* Aim of the exercise
Tally how many lines of these entries hold the string "Contribution". Return the number alone.

* Data to use

□ □ □

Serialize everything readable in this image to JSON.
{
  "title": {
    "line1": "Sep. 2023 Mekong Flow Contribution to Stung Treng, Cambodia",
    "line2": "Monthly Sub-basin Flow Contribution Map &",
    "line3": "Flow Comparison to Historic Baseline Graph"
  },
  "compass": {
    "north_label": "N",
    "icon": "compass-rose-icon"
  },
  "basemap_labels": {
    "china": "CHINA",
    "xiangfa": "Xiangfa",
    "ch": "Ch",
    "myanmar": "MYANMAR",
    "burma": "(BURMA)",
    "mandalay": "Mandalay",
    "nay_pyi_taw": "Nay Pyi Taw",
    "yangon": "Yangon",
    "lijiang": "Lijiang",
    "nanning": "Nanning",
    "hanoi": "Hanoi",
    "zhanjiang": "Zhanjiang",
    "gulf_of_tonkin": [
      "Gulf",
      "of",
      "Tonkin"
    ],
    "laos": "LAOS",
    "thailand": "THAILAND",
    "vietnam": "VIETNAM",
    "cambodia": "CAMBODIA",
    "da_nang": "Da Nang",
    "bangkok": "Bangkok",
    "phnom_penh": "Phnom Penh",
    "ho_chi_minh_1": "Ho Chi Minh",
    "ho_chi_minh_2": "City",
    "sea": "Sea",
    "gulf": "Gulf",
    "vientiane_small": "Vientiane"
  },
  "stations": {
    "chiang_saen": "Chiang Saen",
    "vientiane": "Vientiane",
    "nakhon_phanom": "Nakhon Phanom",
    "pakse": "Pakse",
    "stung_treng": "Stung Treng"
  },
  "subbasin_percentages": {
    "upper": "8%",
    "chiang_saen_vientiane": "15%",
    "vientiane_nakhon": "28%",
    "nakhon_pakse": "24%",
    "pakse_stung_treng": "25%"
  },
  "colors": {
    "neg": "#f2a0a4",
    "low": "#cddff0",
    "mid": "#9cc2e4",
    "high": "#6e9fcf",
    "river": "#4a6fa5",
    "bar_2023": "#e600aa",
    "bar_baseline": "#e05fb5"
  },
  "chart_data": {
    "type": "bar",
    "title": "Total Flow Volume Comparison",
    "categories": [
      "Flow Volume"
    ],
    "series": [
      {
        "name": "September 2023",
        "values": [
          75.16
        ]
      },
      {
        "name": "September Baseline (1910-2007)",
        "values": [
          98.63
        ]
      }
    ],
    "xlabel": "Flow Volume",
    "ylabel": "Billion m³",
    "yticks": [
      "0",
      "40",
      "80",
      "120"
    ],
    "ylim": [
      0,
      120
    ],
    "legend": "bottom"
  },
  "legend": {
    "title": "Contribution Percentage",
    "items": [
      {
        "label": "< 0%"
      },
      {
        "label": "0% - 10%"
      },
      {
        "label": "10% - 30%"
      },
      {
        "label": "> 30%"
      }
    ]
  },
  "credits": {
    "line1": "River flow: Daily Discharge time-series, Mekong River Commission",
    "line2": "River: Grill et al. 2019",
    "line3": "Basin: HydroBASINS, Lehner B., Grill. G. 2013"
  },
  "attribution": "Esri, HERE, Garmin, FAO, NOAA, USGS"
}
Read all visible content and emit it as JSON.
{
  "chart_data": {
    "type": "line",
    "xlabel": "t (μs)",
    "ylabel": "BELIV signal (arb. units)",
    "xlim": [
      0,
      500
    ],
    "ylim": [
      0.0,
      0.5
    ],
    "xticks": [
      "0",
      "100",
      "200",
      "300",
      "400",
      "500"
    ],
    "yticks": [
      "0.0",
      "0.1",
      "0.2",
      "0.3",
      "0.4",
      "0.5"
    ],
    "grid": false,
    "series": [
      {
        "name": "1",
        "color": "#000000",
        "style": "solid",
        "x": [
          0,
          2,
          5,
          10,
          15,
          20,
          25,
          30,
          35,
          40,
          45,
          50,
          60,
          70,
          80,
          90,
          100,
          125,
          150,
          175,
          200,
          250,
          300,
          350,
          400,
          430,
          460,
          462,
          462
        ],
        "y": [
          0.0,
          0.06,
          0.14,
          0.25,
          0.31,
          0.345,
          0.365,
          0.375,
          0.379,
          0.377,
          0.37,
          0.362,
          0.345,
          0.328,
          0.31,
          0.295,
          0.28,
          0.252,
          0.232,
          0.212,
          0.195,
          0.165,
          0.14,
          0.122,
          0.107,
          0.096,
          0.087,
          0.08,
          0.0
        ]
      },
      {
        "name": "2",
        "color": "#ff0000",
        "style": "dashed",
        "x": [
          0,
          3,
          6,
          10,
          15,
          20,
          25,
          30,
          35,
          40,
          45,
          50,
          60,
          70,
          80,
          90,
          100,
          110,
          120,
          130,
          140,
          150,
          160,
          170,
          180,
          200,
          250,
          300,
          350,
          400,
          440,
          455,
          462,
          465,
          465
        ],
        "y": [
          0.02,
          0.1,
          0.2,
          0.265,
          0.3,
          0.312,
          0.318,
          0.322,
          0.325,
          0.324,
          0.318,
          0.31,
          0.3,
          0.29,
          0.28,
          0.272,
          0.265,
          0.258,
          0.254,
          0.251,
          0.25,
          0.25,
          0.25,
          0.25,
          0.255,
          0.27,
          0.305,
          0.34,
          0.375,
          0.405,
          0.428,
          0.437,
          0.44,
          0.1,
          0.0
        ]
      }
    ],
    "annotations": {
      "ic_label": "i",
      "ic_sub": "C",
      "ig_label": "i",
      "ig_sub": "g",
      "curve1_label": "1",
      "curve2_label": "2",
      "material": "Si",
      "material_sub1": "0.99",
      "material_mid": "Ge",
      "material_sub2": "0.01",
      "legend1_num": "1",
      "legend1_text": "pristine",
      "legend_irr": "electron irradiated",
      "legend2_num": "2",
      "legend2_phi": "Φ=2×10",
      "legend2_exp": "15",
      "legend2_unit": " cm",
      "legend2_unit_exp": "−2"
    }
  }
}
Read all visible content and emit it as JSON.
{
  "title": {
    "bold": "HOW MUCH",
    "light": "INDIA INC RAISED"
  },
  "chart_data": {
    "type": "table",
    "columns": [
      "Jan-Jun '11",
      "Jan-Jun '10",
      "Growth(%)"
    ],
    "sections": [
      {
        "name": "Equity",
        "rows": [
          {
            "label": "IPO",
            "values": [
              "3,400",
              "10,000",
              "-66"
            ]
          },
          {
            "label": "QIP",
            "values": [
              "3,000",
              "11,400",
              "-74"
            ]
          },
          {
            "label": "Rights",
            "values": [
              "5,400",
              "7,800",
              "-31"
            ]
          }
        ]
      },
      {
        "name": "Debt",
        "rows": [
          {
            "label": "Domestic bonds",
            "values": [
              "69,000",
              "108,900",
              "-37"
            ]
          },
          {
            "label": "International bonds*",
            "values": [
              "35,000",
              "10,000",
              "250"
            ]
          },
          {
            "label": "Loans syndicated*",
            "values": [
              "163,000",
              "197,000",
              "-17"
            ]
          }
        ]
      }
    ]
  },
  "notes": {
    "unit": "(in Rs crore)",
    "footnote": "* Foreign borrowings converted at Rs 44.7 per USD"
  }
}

□ □ □

* Full answer
3